**Set problem**
Repeat the entire listing exactly as written.
═════ Input records
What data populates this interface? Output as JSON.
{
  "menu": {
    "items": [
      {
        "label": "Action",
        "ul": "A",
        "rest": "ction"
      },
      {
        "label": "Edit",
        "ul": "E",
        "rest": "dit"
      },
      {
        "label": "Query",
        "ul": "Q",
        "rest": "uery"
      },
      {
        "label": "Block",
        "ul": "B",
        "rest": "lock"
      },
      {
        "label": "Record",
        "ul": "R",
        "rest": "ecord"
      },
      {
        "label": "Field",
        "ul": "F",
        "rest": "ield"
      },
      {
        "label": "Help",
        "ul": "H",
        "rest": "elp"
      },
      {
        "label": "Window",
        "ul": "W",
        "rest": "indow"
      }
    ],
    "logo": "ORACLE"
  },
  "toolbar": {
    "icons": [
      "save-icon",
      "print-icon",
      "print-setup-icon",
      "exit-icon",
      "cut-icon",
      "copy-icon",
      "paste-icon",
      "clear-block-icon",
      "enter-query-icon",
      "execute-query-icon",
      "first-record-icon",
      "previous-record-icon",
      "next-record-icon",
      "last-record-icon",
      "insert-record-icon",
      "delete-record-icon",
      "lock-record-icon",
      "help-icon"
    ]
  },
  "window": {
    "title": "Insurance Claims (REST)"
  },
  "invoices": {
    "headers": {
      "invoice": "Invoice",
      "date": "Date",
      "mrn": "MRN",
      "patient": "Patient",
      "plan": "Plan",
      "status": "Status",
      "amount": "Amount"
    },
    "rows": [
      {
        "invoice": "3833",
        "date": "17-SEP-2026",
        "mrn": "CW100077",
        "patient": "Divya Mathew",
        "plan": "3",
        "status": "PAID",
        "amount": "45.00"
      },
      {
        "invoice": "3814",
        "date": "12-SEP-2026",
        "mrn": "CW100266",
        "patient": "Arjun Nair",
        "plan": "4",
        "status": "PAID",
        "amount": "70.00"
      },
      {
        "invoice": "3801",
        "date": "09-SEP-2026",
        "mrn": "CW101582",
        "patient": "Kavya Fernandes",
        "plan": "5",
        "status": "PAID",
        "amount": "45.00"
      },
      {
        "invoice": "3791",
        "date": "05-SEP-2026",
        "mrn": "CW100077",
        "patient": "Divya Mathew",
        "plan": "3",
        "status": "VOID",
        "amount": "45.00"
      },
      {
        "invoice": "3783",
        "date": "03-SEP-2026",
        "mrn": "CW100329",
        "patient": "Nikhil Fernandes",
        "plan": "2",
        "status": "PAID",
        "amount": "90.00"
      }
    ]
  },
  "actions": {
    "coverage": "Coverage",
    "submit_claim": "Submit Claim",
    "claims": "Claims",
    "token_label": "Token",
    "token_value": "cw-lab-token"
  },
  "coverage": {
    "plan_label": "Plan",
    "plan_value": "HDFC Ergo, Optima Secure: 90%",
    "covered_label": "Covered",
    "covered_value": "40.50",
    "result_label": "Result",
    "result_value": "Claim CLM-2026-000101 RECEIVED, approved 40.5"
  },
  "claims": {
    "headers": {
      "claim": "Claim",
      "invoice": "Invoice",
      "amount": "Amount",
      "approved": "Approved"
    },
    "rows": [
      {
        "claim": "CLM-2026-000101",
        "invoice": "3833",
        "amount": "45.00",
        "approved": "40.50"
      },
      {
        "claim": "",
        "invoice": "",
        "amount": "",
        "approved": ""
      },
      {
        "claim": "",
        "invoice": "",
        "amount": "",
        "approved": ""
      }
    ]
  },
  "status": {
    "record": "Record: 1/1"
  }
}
══════════
**Response to this exercise**
What data populates this interface? Output as JSON.
{
  "menu": {
    "items": [
      {
        "label": "Action",
        "ul": "A",
        "rest": "ction"
      },
      {
        "label": "Edit",
        "ul": "E",
        "rest": "dit"
      },
      {
        "label": "Query",
        "ul": "Q",
        "rest": "uery"
      },
      {
        "label": "Block",
        "ul": "B",
        "rest": "lock"
      },
      {
        "label": "Record",
        "ul": "R",
        "rest": "ecord"
      },
      {
        "label": "Field",
        "ul": "F",
        "rest": "ield"
      },
      {
        "label": "Help",
        "ul": "H",
        "rest": "elp"
      },
      {
        "label": "Window",
        "ul": "W",
        "rest": "indow"
      }
    ],
    "logo": "ORACLE"
  },
  "toolbar": {
    "icons": [
      "save-icon",
      "print-icon",
      "print-setup-icon",
      "exit-icon",
      "cut-icon",
      "copy-icon",
      "paste-icon",
      "clear-block-icon",
      "enter-query-icon",
      "execute-query-icon",
      "first-record-icon",
      "previous-record-icon",
      "next-record-icon",
      "last-record-icon",
      "insert-record-icon",
      "delete-record-icon",
      "lock-record-icon",
      "help-icon"
    ]
  },
  "window": {
    "title": "Insurance Claims (REST)"
  },
  "invoices": {
    "headers": {
      "invoice": "Invoice",
      "date": "Date",
      "mrn": "MRN",
      "patient": "Patient",
      "plan": "Plan",
      "status": "Status",
      "amount": "Amount"
    },
    "rows": [
      {
        "invoice": "3833",
        "date": "17-SEP-2026",
        "mrn": "CW100077",
        "patient": "Divya Mathew",
        "plan": "3",
        "status": "PAID",
        "amount": "45.00"
      },
      {
        "invoice": "3814",
        "date": "12-SEP-2026",
        "mrn": "CW100266",
        "patient": "Arjun Nair",
        "plan": "4",
        "status": "PAID",
        "amount": "70.00"
      },
      {
        "invoice": "3801",
        "date": "09-SEP-2026",
        "mrn": "CW101582",
        "patient": "Kavya Fernandes",
        "plan": "5",
        "status": "PAID",
        "amount": "45.00"
      },
      {
        "invoice": "3791",
        "date": "05-SEP-2026",
        "mrn": "CW100077",
        "patient": "Divya Mathew",
        "plan": "3",
        "status": "VOID",
        "amount": "45.00"
      },
      {
        "invoice": "3783",
        "date": "03-SEP-2026",
        "mrn": "CW100329",
        "patient": "Nikhil Fernandes",
        "plan": "2",
        "status": "PAID",
        "amount": "90.00"
      }
    ]
  },
  "actions": {
    "coverage": "Coverage",
    "submit_claim": "Submit Claim",
    "claims": "Claims",
    "token_label": "Token",
    "token_value": "cw-lab-token"
  },
  "coverage": {
    "plan_label": "Plan",
    "plan_value": "HDFC Ergo, Optima Secure: 90%",
    "covered_label": "Covered",
    "covered_value": "40.50",
    "result_label": "Result",
    "result_value": "Claim CLM-2026-000101 RECEIVED, approved 40.5"
  },
  "claims": {
    "headers": {
      "claim": "Claim",
      "invoice": "Invoice",
      "amount": "Amount",
      "approved": "Approved"
    },
    "rows": [
      {
        "claim": "CLM-2026-000101",
        "invoice": "3833",
        "amount": "45.00",
        "approved": "40.50"
      },
      {
        "claim": "",
        "invoice": "",
        "amount": "",
        "approved": ""
      },
      {
        "claim": "",
        "invoice": "",
        "amount": "",
        "approved": ""
      }
    ]
  },
  "status": {
    "record": "Record: 1/1"
  }
}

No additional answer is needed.